*DIRECTION*
Quote the listing below in its entirety.

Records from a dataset
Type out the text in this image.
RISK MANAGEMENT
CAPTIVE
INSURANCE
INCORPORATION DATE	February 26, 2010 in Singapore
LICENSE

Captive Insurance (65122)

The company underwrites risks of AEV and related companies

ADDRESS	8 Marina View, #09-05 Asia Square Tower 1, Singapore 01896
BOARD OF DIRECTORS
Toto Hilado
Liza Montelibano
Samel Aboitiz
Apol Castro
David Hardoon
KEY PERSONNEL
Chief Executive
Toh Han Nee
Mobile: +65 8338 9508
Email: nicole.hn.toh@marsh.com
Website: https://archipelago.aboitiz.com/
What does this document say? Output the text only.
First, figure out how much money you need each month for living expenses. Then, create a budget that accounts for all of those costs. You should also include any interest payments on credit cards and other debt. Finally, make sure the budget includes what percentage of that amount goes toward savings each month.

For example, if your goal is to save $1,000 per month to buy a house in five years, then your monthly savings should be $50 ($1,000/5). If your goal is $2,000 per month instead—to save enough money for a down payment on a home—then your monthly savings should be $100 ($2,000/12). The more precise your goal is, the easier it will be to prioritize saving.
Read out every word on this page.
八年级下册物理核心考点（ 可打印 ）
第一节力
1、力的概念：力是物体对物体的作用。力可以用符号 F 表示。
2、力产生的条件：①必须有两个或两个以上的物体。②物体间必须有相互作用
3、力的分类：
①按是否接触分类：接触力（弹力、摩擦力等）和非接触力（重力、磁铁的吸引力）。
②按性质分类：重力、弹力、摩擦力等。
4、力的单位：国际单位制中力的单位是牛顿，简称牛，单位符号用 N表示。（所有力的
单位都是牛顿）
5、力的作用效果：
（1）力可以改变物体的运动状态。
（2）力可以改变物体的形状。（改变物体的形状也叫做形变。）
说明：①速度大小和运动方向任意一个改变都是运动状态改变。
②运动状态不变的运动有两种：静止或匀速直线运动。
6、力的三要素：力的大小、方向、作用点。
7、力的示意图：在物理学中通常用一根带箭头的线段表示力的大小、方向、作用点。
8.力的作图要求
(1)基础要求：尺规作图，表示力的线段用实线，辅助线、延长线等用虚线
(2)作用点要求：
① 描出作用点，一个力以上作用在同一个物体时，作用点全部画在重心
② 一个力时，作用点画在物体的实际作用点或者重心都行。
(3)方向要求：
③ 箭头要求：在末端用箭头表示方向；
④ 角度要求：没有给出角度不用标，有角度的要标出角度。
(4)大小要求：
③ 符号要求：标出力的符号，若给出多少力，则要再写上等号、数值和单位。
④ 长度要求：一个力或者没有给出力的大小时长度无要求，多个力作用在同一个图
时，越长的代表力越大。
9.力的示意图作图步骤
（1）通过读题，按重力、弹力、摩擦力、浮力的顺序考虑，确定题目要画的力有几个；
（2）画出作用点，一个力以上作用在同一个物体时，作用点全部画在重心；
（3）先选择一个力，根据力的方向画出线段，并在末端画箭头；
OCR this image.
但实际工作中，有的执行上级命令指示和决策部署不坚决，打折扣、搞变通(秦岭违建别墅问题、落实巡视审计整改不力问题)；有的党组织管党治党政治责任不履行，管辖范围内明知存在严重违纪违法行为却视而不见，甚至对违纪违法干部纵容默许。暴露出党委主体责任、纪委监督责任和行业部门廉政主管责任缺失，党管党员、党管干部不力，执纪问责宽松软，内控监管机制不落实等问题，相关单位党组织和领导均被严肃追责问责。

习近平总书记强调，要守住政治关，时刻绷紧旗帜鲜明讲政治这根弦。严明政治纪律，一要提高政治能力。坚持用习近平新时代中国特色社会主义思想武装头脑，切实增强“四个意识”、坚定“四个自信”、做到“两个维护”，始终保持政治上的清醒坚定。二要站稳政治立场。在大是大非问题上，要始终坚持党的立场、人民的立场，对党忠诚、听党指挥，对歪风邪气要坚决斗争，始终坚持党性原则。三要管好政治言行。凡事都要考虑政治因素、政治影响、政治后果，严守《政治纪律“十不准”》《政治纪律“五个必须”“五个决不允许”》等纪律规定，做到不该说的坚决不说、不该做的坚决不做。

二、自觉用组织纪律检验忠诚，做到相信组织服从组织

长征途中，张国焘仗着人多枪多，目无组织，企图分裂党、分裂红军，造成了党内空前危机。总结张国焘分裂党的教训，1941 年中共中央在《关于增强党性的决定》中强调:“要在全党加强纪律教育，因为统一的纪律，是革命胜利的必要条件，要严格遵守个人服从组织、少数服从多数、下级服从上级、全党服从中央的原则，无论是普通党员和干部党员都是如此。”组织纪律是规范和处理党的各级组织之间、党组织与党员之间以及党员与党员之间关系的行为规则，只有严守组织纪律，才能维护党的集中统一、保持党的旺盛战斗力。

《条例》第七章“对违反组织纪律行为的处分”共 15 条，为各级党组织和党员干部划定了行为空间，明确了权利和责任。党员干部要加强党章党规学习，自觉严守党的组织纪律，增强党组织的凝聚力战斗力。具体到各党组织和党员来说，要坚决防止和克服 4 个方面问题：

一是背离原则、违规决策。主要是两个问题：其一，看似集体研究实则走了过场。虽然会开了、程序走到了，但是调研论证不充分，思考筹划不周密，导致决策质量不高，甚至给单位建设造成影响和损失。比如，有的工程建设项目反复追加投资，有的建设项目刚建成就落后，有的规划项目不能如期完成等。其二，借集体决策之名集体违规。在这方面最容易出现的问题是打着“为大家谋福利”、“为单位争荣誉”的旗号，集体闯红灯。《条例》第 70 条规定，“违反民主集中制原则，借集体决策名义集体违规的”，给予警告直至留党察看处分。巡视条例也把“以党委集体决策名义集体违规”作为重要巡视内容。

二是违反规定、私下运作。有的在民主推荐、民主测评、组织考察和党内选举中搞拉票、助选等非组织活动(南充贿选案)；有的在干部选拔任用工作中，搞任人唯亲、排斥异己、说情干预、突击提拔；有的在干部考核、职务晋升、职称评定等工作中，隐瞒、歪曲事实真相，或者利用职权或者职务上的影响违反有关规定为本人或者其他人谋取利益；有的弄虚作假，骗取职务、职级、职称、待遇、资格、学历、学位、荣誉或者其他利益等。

*OUTPUT FOR THIS EXERCISE*
Type out the text in this image.
RISK MANAGEMENT
CAPTIVE
INSURANCE
INCORPORATION DATE	February 26, 2010 in Singapore
LICENSE

Captive Insurance (65122)

The company underwrites risks of AEV and related companies

ADDRESS	8 Marina View, #09-05 Asia Square Tower 1, Singapore 01896
BOARD OF DIRECTORS
Toto Hilado
Liza Montelibano
Samel Aboitiz
Apol Castro
David Hardoon
KEY PERSONNEL
Chief Executive
Toh Han Nee
Mobile: +65 8338 9508
Email: nicole.hn.toh@marsh.com
Website: https://archipelago.aboitiz.com/
What does this document say? Output the text only.
First, figure out how much money you need each month for living expenses. Then, create a budget that accounts for all of those costs. You should also include any interest payments on credit cards and other debt. Finally, make sure the budget includes what percentage of that amount goes toward savings each month.

For example, if your goal is to save $1,000 per month to buy a house in five years, then your monthly savings should be $50 ($1,000/5). If your goal is $2,000 per month instead—to save enough money for a down payment on a home—then your monthly savings should be $100 ($2,000/12). The more precise your goal is, the easier it will be to prioritize saving.
Read out every word on this page.
八年级下册物理核心考点（ 可打印 ）
第一节力
1、力的概念：力是物体对物体的作用。力可以用符号 F 表示。
2、力产生的条件：①必须有两个或两个以上的物体。②物体间必须有相互作用
3、力的分类：
①按是否接触分类：接触力（弹力、摩擦力等）和非接触力（重力、磁铁的吸引力）。
②按性质分类：重力、弹力、摩擦力等。
4、力的单位：国际单位制中力的单位是牛顿，简称牛，单位符号用 N表示。（所有力的
单位都是牛顿）
5、力的作用效果：
（1）力可以改变物体的运动状态。
（2）力可以改变物体的形状。（改变物体的形状也叫做形变。）
说明：①速度大小和运动方向任意一个改变都是运动状态改变。
②运动状态不变的运动有两种：静止或匀速直线运动。
6、力的三要素：力的大小、方向、作用点。
7、力的示意图：在物理学中通常用一根带箭头的线段表示力的大小、方向、作用点。
8.力的作图要求
(1)基础要求：尺规作图，表示力的线段用实线，辅助线、延长线等用虚线
(2)作用点要求：
① 描出作用点，一个力以上作用在同一个物体时，作用点全部画在重心
② 一个力时，作用点画在物体的实际作用点或者重心都行。
(3)方向要求：
③ 箭头要求：在末端用箭头表示方向；
④ 角度要求：没有给出角度不用标，有角度的要标出角度。
(4)大小要求：
③ 符号要求：标出力的符号，若给出多少力，则要再写上等号、数值和单位。
④ 长度要求：一个力或者没有给出力的大小时长度无要求，多个力作用在同一个图
时，越长的代表力越大。
9.力的示意图作图步骤
（1）通过读题，按重力、弹力、摩擦力、浮力的顺序考虑，确定题目要画的力有几个；
（2）画出作用点，一个力以上作用在同一个物体时，作用点全部画在重心；
（3）先选择一个力，根据力的方向画出线段，并在末端画箭头；
OCR this image.
但实际工作中，有的执行上级命令指示和决策部署不坚决，打折扣、搞变通(秦岭违建别墅问题、落实巡视审计整改不力问题)；有的党组织管党治党政治责任不履行，管辖范围内明知存在严重违纪违法行为却视而不见，甚至对违纪违法干部纵容默许。暴露出党委主体责任、纪委监督责任和行业部门廉政主管责任缺失，党管党员、党管干部不力，执纪问责宽松软，内控监管机制不落实等问题，相关单位党组织和领导均被严肃追责问责。

习近平总书记强调，要守住政治关，时刻绷紧旗帜鲜明讲政治这根弦。严明政治纪律，一要提高政治能力。坚持用习近平新时代中国特色社会主义思想武装头脑，切实增强“四个意识”、坚定“四个自信”、做到“两个维护”，始终保持政治上的清醒坚定。二要站稳政治立场。在大是大非问题上，要始终坚持党的立场、人民的立场，对党忠诚、听党指挥，对歪风邪气要坚决斗争，始终坚持党性原则。三要管好政治言行。凡事都要考虑政治因素、政治影响、政治后果，严守《政治纪律“十不准”》《政治纪律“五个必须”“五个决不允许”》等纪律规定，做到不该说的坚决不说、不该做的坚决不做。

二、自觉用组织纪律检验忠诚，做到相信组织服从组织

长征途中，张国焘仗着人多枪多，目无组织，企图分裂党、分裂红军，造成了党内空前危机。总结张国焘分裂党的教训，1941 年中共中央在《关于增强党性的决定》中强调:“要在全党加强纪律教育，因为统一的纪律，是革命胜利的必要条件，要严格遵守个人服从组织、少数服从多数、下级服从上级、全党服从中央的原则，无论是普通党员和干部党员都是如此。”组织纪律是规范和处理党的各级组织之间、党组织与党员之间以及党员与党员之间关系的行为规则，只有严守组织纪律，才能维护党的集中统一、保持党的旺盛战斗力。

《条例》第七章“对违反组织纪律行为的处分”共 15 条，为各级党组织和党员干部划定了行为空间，明确了权利和责任。党员干部要加强党章党规学习，自觉严守党的组织纪律，增强党组织的凝聚力战斗力。具体到各党组织和党员来说，要坚决防止和克服 4 个方面问题：

一是背离原则、违规决策。主要是两个问题：其一，看似集体研究实则走了过场。虽然会开了、程序走到了，但是调研论证不充分，思考筹划不周密，导致决策质量不高，甚至给单位建设造成影响和损失。比如，有的工程建设项目反复追加投资，有的建设项目刚建成就落后，有的规划项目不能如期完成等。其二，借集体决策之名集体违规。在这方面最容易出现的问题是打着“为大家谋福利”、“为单位争荣誉”的旗号，集体闯红灯。《条例》第 70 条规定，“违反民主集中制原则，借集体决策名义集体违规的”，给予警告直至留党察看处分。巡视条例也把“以党委集体决策名义集体违规”作为重要巡视内容。

二是违反规定、私下运作。有的在民主推荐、民主测评、组织考察和党内选举中搞拉票、助选等非组织活动(南充贿选案)；有的在干部选拔任用工作中，搞任人唯亲、排斥异己、说情干预、突击提拔；有的在干部考核、职务晋升、职称评定等工作中，隐瞒、歪曲事实真相，或者利用职权或者职务上的影响违反有关规定为本人或者其他人谋取利益；有的弄虚作假，骗取职务、职级、职称、待遇、资格、学历、学位、荣誉或者其他利益等。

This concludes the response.